**指示と要件**
架空線の張り替え工法を扱った以下の抜粋を読み、次の問いに答えよ。
1. 2台の高所作業車は、それぞれどこに配置されるか。
2. 旧地線を地上に下ろす際には、何との接触を避けるか。
3. 自走機を用いる工法では、自走機を何に沿って走行させるか。

この工法では、隣接する2本の電柱の各々に近接するように2台の高所作業車を配置し、各高所作業車のバケット内に弛度制御装置をそれぞれ設置し、各高所作業車のバケットを各電柱の腕金の上方に位置決めする。
【0005】
そして、2本の電柱間に架設されている旧地線の両端に巻き付けグリップをそれぞれ取り付け、各巻き付けグリップに各バケットの弛度制御装置のドラムに巻き付けたロープのフックをそれぞれ引っ掛け、この状態で旧地線の両端を切断して両電柱間から切り離し、旧地線の両端を両バケットの両弛度制御装置のドラム間で支持する。
【0006】
次に、両弛度制御装置のドラムを回転させて、旧地線の張力、弛度を調整しながら、両高所作業車を操作して、両バケットを所望の方向に移動させることにより、高圧架空配電線との接触を避けながら、旧地線を地上に下ろす。
【0007】
地上においては、旧地線の両端から巻き付けグリップを外し、この巻き付けグリップを新地線の両端に取り付け、両巻き付けグリップに両バケットの弛度制御装置のドラムに巻き付けたロープのフックをそれぞれ引っ掛ける。
【0008】
この状態で、両弛度制御装置のドラムを回転させて、新地線の張力、弛度を調整しながら、旧地線を取り外した場合と逆の手順を辿って、新地線を2本の電柱間に架設する。
【0009】
さらに、架空線を張り替える工法として、張り替え対象の架空線(旧線)に自走機をセットし、この自走機に新線を接続し、この状態で自走機を旧線に沿って走行させることにより、新線を電柱間に架設する工法も知られている。

**データ内容**
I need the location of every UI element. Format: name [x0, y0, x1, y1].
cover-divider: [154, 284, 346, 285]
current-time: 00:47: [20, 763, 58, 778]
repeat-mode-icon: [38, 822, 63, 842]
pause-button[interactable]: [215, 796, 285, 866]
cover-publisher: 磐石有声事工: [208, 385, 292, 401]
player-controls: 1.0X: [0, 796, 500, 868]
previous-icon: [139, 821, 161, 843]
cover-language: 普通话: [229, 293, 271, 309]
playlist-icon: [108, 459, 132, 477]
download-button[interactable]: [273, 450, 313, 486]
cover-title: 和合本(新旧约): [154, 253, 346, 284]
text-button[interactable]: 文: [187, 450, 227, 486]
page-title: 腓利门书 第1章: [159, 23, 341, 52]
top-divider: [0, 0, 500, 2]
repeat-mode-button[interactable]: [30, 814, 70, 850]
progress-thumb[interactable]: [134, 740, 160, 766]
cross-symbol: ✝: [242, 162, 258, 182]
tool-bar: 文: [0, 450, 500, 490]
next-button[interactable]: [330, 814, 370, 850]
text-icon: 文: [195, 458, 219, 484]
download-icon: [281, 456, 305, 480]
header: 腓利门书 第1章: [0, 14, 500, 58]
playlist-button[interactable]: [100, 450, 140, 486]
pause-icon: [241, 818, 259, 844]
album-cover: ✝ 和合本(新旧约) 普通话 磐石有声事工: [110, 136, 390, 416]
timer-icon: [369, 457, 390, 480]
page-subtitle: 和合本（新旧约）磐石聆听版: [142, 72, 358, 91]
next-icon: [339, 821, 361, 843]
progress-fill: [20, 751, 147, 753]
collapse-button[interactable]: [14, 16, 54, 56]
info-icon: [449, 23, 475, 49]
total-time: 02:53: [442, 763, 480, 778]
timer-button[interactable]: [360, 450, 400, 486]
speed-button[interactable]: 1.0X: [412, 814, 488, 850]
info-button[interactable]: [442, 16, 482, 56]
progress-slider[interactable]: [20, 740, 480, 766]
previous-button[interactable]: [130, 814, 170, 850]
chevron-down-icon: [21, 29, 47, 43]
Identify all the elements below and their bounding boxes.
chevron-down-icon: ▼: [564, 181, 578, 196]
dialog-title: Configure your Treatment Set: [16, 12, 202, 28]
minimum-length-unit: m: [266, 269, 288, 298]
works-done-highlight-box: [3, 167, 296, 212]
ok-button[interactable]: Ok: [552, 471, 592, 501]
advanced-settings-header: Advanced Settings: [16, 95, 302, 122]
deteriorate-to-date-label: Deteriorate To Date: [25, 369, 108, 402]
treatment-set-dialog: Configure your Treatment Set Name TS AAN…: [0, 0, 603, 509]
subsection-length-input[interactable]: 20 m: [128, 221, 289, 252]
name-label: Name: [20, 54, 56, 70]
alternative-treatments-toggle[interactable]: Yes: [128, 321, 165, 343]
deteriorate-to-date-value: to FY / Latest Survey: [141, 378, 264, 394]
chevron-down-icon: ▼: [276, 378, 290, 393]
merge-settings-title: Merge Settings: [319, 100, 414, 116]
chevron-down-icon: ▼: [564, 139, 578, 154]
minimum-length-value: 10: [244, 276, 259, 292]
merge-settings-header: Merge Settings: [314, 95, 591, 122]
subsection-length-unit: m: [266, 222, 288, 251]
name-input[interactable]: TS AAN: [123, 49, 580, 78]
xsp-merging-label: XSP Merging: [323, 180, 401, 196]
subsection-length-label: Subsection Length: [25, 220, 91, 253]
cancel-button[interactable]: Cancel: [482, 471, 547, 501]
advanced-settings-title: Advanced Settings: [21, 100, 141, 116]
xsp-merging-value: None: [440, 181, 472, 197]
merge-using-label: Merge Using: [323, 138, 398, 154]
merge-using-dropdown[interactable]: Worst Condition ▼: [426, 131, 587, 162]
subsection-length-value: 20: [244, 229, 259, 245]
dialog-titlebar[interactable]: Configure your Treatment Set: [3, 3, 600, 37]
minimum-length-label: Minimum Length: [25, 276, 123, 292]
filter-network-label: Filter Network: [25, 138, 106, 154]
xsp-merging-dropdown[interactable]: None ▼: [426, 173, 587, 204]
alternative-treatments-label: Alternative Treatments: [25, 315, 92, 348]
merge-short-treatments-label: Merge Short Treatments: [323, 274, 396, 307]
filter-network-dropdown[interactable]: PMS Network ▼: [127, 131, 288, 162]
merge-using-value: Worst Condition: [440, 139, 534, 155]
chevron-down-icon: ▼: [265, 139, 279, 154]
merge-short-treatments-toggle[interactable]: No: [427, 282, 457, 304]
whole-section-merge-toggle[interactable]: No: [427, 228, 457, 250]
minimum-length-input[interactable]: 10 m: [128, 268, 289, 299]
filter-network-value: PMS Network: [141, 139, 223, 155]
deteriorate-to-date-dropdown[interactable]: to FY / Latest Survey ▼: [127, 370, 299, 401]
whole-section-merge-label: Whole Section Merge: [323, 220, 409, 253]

**解答例**
1. 隣接する2本の電柱の各々に近接するように配置される。
2. 高圧架空配電線との接触を避ける。
3. 張り替え対象の架空線である旧線に沿って走行させる。